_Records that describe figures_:
═══

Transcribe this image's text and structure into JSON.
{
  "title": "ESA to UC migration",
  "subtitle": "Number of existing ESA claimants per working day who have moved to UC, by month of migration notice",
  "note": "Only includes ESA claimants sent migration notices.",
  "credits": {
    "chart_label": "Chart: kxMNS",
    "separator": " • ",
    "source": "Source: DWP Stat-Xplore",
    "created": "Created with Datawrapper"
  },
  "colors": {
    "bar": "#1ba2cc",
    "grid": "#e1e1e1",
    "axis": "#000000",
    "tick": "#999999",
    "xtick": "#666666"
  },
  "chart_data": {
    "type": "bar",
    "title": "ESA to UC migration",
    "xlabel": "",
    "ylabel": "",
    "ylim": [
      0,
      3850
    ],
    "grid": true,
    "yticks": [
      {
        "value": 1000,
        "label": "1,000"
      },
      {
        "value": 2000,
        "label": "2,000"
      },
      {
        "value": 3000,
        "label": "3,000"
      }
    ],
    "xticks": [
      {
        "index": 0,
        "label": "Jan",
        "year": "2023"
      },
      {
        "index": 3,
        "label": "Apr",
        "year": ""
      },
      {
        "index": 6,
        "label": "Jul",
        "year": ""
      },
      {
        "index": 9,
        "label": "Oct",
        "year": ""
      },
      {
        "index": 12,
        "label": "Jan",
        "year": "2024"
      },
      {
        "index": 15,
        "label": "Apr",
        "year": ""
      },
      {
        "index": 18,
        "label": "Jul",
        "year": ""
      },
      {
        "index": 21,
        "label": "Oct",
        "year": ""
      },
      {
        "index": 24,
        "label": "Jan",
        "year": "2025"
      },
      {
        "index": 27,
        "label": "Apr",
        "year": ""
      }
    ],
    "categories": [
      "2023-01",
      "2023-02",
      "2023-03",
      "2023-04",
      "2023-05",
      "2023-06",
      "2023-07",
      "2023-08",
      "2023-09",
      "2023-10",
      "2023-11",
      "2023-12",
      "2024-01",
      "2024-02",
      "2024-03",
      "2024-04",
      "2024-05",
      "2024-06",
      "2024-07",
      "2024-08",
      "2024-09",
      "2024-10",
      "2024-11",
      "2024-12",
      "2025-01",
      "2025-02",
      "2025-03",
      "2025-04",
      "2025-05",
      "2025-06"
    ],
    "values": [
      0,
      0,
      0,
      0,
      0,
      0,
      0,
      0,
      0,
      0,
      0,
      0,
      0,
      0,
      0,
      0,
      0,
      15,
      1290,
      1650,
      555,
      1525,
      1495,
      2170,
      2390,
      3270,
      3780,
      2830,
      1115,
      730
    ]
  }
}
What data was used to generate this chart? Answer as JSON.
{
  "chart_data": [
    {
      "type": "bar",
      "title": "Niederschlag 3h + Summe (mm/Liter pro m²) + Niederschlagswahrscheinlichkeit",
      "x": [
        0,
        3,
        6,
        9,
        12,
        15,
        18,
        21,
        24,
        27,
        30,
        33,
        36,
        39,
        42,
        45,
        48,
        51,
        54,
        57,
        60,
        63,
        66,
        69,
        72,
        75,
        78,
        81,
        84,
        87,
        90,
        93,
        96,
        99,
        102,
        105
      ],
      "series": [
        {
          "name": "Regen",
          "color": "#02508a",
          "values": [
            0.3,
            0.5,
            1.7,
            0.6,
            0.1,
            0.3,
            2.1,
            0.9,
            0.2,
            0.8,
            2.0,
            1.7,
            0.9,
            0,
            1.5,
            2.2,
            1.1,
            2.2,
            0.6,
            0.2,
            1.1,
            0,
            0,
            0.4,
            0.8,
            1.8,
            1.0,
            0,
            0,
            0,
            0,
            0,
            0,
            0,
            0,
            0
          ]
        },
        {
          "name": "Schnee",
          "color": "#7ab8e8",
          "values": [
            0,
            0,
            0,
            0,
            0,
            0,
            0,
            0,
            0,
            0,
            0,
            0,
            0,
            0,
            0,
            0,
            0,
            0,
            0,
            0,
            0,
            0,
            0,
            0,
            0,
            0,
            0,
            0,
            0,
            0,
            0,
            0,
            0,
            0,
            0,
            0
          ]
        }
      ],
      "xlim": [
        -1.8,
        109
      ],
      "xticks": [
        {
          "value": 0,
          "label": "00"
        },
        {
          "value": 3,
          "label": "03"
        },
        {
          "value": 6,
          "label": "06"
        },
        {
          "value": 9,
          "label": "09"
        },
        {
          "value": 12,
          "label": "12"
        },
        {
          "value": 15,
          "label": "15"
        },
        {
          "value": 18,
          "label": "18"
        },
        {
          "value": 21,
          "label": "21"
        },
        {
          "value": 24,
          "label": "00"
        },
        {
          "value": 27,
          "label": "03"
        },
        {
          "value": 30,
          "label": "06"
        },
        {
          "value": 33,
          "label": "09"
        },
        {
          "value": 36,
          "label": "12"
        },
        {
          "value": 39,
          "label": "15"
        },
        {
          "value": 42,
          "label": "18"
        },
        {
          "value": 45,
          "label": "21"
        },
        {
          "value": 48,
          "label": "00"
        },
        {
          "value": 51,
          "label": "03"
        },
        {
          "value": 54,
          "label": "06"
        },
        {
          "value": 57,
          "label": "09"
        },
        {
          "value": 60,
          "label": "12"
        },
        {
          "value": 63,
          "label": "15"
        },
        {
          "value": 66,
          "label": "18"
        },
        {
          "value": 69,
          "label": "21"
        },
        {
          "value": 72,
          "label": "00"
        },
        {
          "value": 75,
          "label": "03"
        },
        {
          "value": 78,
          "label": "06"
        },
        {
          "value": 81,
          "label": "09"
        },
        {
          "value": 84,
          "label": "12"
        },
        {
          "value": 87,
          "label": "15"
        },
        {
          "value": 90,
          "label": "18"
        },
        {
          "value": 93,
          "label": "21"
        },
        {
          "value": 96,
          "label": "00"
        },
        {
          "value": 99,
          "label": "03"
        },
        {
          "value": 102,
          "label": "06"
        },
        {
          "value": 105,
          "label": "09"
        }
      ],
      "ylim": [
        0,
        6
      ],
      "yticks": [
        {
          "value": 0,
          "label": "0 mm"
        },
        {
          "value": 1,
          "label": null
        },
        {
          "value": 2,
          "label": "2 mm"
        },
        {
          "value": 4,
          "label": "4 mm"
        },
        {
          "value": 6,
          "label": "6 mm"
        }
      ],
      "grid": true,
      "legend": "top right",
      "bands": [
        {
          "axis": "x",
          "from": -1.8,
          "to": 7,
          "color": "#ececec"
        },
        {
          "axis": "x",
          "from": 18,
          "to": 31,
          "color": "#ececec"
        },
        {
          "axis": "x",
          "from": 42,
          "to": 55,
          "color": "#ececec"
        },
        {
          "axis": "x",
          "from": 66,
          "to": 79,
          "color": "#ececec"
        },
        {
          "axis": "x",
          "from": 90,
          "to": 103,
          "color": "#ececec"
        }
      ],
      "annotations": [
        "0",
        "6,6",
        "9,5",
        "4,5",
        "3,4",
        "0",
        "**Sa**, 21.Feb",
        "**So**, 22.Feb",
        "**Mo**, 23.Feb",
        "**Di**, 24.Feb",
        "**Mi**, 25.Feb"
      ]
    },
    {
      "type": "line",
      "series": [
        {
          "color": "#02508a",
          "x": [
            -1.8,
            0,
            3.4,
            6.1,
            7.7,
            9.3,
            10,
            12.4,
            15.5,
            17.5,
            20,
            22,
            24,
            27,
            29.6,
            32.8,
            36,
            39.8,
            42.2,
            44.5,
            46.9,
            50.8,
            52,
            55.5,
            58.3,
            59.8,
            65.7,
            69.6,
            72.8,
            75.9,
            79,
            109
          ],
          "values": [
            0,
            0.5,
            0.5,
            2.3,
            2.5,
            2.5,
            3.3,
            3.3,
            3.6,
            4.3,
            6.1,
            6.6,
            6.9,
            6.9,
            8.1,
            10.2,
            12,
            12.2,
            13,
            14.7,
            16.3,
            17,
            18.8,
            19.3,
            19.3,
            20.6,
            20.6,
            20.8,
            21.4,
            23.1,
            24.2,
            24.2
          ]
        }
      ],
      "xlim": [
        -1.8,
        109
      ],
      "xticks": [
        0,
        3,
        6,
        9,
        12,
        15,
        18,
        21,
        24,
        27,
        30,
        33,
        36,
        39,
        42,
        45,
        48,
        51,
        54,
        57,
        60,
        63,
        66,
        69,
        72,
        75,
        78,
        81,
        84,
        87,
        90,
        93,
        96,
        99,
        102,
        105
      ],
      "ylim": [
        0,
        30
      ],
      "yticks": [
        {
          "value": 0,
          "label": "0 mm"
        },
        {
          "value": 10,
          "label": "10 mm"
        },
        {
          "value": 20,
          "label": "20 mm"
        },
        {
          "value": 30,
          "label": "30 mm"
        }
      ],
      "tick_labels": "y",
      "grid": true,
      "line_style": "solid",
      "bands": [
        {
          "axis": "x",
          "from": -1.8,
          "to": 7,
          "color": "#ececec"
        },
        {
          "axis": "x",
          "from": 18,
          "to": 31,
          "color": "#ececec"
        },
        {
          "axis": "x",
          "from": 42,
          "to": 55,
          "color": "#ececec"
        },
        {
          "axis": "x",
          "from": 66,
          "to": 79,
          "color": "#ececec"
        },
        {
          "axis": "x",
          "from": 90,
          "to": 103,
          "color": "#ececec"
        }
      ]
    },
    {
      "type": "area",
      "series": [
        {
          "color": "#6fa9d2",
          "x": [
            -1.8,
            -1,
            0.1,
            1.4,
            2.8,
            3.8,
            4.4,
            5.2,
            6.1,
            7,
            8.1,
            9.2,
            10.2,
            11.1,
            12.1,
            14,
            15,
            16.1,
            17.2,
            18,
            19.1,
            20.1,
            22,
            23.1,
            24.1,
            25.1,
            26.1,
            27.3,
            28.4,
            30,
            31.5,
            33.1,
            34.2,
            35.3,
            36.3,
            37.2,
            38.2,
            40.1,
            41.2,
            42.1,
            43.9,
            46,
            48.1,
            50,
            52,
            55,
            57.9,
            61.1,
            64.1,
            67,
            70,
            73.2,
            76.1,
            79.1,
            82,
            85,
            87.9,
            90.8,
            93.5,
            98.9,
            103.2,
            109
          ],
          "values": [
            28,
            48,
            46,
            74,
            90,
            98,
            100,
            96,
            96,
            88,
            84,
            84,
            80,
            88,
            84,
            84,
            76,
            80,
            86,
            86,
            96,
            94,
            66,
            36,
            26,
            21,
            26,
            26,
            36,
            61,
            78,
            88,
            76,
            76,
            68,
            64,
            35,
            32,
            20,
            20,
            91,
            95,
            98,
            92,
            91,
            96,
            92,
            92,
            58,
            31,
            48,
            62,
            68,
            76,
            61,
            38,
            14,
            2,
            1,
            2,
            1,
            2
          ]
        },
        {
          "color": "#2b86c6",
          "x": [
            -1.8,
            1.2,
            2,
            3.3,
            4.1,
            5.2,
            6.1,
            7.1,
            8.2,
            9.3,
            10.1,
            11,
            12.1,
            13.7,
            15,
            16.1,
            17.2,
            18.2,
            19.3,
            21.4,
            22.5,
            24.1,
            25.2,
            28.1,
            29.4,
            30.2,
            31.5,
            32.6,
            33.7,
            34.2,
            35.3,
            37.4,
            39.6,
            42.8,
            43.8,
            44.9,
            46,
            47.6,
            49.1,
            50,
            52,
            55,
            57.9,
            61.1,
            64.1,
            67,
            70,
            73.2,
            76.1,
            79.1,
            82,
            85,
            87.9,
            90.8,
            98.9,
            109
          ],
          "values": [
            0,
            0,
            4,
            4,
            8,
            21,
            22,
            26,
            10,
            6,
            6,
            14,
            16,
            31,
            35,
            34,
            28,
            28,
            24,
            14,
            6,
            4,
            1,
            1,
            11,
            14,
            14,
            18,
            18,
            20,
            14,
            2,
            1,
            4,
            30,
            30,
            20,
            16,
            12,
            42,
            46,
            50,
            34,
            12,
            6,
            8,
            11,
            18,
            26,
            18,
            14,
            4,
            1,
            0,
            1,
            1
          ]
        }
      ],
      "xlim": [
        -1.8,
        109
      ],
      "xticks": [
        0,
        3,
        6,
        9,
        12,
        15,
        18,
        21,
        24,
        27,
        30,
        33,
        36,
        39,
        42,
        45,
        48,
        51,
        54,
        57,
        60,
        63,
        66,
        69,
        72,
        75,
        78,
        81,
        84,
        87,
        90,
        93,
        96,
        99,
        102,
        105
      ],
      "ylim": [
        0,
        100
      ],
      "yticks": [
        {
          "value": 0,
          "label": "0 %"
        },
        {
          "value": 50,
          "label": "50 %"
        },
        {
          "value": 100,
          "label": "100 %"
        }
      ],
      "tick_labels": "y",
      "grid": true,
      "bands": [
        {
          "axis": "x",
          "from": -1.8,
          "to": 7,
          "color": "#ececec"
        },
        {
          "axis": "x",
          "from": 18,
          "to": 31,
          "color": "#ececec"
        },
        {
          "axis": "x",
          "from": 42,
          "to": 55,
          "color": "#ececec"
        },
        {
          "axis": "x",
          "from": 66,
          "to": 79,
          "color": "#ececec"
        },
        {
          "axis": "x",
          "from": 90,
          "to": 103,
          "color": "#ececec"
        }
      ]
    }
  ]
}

═══

In the records above, find each line holding "index" and copy it.

_WRITTEN SOLUTION_:
        "index": 0,
        "index": 3,
        "index": 6,
        "index": 9,
        "index": 12,
        "index": 15,
        "index": 18,
        "index": 21,
        "index": 24,
        "index": 27,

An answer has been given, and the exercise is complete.